━━━━━ Records ━━━━━
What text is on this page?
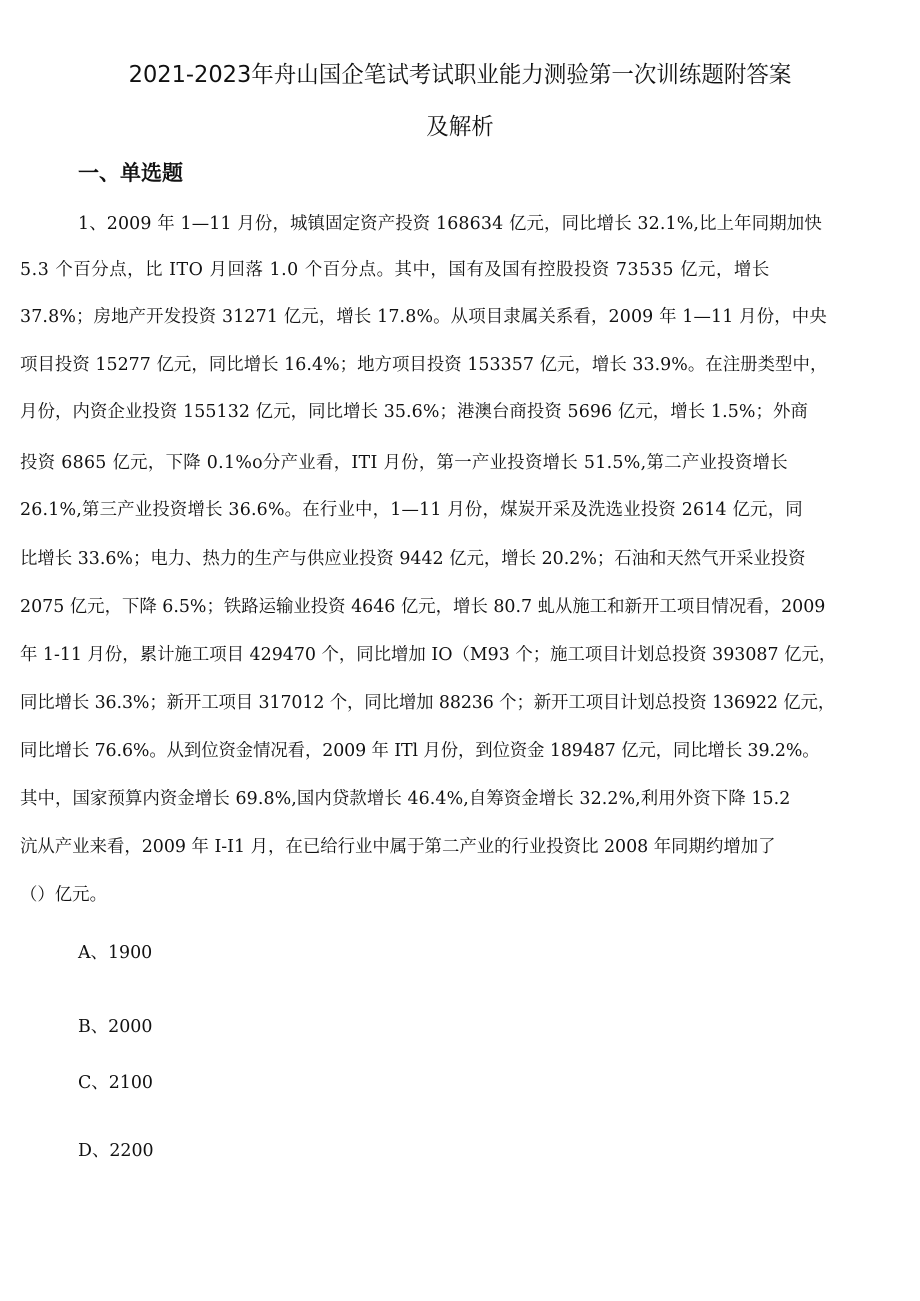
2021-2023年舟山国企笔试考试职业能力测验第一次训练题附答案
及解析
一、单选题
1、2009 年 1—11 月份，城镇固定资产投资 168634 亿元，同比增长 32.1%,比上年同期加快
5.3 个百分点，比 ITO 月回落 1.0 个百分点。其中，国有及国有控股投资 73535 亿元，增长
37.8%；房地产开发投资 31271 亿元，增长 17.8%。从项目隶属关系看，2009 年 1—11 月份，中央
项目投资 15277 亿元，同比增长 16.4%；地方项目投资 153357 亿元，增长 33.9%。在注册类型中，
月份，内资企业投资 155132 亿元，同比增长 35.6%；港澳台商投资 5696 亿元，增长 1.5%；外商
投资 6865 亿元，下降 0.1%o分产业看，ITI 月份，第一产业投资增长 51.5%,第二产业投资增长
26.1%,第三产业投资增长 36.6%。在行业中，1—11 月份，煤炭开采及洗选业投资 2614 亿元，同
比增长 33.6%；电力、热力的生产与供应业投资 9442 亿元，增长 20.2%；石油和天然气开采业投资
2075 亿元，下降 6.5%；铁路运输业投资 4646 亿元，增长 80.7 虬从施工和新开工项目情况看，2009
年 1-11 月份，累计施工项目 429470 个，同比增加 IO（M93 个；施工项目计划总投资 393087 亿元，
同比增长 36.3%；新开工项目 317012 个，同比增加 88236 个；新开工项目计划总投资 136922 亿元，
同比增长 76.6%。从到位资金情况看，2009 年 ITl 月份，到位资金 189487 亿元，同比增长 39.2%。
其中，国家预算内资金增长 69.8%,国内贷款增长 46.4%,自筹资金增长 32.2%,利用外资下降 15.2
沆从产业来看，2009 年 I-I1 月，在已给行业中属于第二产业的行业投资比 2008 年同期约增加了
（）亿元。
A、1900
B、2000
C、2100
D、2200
━━━━━
━━━━━ Records ━━━━━
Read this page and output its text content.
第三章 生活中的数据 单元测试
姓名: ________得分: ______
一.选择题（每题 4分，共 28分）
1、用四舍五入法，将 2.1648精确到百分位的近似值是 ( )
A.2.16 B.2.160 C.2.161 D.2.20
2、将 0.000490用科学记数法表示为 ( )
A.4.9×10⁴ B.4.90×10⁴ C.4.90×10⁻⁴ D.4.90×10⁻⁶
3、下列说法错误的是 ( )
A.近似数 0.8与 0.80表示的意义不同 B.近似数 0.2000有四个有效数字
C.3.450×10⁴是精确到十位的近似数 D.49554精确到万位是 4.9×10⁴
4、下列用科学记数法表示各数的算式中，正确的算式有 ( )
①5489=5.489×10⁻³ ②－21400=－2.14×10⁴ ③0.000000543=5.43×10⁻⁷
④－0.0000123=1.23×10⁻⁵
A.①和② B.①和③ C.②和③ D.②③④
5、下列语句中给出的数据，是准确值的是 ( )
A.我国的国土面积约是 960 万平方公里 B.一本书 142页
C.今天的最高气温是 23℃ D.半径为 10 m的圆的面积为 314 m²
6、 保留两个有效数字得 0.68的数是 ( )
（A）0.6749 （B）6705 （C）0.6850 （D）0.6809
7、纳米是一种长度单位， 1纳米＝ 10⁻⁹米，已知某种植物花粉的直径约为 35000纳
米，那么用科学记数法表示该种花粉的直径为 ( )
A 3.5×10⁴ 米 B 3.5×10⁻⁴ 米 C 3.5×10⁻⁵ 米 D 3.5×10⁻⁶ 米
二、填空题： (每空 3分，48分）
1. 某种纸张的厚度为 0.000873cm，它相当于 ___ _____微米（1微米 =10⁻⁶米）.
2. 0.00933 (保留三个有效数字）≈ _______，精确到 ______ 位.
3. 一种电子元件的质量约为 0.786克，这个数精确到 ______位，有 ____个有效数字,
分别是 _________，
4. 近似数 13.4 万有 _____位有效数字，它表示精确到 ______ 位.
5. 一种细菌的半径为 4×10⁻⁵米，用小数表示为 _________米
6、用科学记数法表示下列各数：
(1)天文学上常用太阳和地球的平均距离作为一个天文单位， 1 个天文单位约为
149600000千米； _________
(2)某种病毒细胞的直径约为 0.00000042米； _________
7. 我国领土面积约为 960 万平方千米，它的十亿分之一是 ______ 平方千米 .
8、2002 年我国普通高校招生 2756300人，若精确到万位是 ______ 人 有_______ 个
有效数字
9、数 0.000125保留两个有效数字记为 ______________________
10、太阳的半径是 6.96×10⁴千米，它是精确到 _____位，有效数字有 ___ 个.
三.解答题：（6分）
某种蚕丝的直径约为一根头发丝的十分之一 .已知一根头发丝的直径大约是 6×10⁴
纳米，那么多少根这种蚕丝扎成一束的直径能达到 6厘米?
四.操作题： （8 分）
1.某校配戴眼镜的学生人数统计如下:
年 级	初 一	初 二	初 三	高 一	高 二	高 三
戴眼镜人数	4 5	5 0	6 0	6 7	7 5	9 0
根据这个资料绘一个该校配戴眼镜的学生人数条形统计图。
━━━━━
> _Aim of the task_
Search the records above for "同比增长". Copy each line where it is found.

> _Solution to this problem_
1、2009 年 1—11 月份，城镇固定资产投资 168634 亿元，同比增长 32.1%,比上年同期加快
项目投资 15277 亿元，同比增长 16.4%；地方项目投资 153357 亿元，增长 33.9%。在注册类型中，
月份，内资企业投资 155132 亿元，同比增长 35.6%；港澳台商投资 5696 亿元，增长 1.5%；外商
同比增长 36.3%；新开工项目 317012 个，同比增加 88236 个；新开工项目计划总投资 136922 亿元，
同比增长 76.6%。从到位资金情况看，2009 年 ITl 月份，到位资金 189487 亿元，同比增长 39.2%。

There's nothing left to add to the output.